* **SHORT PROBLEM**
Every entry needs to be printed exactly, please.

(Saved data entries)
++++
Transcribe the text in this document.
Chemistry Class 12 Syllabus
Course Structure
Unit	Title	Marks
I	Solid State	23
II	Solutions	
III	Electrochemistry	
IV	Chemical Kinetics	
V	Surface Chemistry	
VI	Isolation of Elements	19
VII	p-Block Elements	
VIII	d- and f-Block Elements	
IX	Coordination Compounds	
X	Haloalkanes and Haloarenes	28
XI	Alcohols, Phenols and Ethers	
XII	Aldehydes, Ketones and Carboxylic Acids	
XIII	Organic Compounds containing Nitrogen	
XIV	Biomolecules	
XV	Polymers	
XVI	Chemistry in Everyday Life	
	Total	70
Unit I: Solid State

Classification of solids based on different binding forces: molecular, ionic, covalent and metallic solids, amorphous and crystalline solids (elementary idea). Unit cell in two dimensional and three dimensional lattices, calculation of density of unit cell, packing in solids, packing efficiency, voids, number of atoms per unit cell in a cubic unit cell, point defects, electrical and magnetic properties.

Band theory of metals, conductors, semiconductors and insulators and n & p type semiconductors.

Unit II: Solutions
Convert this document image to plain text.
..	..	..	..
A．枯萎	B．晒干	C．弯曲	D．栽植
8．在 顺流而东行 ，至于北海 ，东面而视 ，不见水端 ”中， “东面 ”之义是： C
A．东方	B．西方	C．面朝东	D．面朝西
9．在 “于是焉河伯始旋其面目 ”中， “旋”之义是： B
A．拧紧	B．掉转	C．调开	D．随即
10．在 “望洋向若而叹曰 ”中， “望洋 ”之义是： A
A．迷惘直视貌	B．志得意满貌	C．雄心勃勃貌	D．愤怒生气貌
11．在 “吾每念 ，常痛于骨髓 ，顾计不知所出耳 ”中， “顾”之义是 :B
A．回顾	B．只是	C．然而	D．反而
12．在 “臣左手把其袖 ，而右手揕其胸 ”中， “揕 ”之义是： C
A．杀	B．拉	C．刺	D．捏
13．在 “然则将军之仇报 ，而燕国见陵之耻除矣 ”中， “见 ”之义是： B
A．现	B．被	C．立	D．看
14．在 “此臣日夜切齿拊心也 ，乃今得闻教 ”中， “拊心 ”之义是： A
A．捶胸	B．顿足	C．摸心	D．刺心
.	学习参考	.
++++
* **ANSWER FOR THIS EXERCISE**
Transcribe the text in this document.
Chemistry Class 12 Syllabus
Course Structure
Unit	Title	Marks
I	Solid State	23
II	Solutions	
III	Electrochemistry	
IV	Chemical Kinetics	
V	Surface Chemistry	
VI	Isolation of Elements	19
VII	p-Block Elements	
VIII	d- and f-Block Elements	
IX	Coordination Compounds	
X	Haloalkanes and Haloarenes	28
XI	Alcohols, Phenols and Ethers	
XII	Aldehydes, Ketones and Carboxylic Acids	
XIII	Organic Compounds containing Nitrogen	
XIV	Biomolecules	
XV	Polymers	
XVI	Chemistry in Everyday Life	
	Total	70
Unit I: Solid State

Classification of solids based on different binding forces: molecular, ionic, covalent and metallic solids, amorphous and crystalline solids (elementary idea). Unit cell in two dimensional and three dimensional lattices, calculation of density of unit cell, packing in solids, packing efficiency, voids, number of atoms per unit cell in a cubic unit cell, point defects, electrical and magnetic properties.

Band theory of metals, conductors, semiconductors and insulators and n & p type semiconductors.

Unit II: Solutions
Convert this document image to plain text.
..	..	..	..
A．枯萎	B．晒干	C．弯曲	D．栽植
8．在 顺流而东行 ，至于北海 ，东面而视 ，不见水端 ”中， “东面 ”之义是： C
A．东方	B．西方	C．面朝东	D．面朝西
9．在 “于是焉河伯始旋其面目 ”中， “旋”之义是： B
A．拧紧	B．掉转	C．调开	D．随即
10．在 “望洋向若而叹曰 ”中， “望洋 ”之义是： A
A．迷惘直视貌	B．志得意满貌	C．雄心勃勃貌	D．愤怒生气貌
11．在 “吾每念 ，常痛于骨髓 ，顾计不知所出耳 ”中， “顾”之义是 :B
A．回顾	B．只是	C．然而	D．反而
12．在 “臣左手把其袖 ，而右手揕其胸 ”中， “揕 ”之义是： C
A．杀	B．拉	C．刺	D．捏
13．在 “然则将军之仇报 ，而燕国见陵之耻除矣 ”中， “见 ”之义是： B
A．现	B．被	C．立	D．看
14．在 “此臣日夜切齿拊心也 ，乃今得闻教 ”中， “拊心 ”之义是： A
A．捶胸	B．顿足	C．摸心	D．刺心
.	学习参考	.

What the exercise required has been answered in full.